Data items:
>>>>>
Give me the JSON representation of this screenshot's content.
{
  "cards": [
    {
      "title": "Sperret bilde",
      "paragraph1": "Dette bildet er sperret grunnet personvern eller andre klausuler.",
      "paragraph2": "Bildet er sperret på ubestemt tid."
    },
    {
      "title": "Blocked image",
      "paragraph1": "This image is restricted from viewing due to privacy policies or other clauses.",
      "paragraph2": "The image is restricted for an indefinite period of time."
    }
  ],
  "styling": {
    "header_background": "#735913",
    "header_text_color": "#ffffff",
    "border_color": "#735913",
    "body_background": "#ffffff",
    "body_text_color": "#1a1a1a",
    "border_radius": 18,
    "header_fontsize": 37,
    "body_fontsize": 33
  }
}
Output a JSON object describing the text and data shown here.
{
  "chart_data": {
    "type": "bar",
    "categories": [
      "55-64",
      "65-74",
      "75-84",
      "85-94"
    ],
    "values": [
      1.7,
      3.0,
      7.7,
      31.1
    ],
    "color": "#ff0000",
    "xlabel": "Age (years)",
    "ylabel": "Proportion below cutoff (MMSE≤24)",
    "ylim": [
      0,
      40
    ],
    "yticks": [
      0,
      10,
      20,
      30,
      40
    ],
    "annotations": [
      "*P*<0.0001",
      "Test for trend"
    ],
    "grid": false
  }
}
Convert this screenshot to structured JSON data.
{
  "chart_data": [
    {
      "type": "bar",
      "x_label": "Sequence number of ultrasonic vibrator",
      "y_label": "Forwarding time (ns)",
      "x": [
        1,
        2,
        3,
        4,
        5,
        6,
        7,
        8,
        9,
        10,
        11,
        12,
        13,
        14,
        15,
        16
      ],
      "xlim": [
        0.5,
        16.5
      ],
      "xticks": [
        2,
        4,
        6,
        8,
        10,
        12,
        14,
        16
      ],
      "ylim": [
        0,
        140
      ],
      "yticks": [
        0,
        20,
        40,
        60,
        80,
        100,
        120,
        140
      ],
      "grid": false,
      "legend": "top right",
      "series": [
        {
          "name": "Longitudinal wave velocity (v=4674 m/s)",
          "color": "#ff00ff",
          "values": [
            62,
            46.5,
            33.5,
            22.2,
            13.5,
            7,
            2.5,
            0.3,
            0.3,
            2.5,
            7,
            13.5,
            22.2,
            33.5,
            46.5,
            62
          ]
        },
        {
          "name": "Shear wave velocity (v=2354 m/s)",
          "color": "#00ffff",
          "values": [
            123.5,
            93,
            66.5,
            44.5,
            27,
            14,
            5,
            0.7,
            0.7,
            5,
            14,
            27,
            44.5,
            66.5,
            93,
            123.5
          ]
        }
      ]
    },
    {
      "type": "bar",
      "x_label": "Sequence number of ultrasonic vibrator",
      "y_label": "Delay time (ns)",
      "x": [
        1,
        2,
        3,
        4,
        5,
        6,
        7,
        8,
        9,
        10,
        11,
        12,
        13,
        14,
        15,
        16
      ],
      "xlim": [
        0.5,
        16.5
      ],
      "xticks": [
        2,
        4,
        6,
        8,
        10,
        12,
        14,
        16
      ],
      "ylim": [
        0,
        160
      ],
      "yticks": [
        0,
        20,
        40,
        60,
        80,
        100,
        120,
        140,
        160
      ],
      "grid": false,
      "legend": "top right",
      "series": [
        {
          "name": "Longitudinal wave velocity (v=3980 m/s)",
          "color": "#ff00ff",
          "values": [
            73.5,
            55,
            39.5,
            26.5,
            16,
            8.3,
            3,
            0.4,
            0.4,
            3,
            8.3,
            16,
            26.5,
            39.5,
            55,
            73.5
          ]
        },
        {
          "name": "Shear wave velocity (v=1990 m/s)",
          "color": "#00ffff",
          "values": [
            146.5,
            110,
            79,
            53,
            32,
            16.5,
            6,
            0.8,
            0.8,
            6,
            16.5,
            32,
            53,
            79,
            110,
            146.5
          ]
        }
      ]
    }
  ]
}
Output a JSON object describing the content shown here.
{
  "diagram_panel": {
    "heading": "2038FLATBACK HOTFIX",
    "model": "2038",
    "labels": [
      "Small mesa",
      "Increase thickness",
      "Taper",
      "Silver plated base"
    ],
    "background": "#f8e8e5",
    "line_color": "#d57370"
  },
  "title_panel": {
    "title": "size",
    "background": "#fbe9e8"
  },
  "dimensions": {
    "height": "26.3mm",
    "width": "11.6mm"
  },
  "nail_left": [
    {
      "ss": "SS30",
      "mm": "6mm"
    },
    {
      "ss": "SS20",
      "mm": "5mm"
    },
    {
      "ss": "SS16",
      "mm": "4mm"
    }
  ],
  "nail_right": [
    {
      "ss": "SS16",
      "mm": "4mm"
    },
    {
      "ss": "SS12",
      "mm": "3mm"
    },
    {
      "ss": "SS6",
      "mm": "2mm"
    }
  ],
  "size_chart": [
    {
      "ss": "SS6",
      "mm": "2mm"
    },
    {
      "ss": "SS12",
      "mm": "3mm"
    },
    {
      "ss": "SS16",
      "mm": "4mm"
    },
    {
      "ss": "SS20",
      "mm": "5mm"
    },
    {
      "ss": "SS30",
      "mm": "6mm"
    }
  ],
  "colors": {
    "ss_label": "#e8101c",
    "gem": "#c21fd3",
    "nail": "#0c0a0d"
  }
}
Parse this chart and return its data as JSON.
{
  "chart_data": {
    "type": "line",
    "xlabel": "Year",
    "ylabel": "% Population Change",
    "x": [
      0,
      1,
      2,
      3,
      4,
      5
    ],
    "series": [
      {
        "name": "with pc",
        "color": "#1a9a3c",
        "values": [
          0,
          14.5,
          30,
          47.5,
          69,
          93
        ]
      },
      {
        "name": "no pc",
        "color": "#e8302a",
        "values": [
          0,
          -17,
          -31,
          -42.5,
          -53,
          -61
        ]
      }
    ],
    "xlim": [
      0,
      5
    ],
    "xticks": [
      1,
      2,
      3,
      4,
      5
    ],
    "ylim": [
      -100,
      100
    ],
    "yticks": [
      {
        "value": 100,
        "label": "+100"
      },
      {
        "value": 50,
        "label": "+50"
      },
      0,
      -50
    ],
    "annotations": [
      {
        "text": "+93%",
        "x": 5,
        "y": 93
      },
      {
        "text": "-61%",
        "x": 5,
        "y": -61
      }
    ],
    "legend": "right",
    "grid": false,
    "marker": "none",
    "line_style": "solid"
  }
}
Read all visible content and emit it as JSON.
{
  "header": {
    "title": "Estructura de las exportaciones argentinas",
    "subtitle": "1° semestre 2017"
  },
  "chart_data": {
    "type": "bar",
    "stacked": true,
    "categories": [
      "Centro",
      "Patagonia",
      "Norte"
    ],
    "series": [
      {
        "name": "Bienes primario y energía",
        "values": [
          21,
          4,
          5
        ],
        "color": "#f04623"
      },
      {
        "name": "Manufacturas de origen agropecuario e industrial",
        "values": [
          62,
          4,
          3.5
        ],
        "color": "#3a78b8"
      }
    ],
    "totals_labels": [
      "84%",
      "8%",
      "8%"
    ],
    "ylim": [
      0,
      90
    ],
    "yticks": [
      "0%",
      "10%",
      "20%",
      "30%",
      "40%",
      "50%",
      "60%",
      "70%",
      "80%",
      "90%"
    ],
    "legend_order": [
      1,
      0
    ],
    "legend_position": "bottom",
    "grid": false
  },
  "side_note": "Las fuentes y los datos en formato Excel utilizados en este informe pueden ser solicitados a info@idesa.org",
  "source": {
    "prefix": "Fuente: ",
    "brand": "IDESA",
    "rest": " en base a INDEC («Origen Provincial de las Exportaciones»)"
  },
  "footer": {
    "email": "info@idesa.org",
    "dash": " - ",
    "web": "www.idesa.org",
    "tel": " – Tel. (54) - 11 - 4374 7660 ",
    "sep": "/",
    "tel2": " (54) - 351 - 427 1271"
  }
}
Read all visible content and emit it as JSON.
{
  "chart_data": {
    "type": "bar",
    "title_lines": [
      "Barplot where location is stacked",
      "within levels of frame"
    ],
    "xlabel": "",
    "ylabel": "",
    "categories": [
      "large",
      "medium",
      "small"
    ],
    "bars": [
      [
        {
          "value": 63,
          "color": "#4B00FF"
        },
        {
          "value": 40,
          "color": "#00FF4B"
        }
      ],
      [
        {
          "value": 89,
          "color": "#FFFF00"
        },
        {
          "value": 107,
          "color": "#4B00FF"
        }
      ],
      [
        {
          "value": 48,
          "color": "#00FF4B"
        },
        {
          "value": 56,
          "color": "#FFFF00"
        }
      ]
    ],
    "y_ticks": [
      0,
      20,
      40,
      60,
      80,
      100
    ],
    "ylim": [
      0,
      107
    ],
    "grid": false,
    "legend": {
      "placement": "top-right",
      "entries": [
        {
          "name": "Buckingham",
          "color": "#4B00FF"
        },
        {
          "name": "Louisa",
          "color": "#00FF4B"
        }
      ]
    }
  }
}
<<<<<
What the task requires >> Reply with one number: the count of lines in the entries that include the word "ffffff".

Result of this task >> 2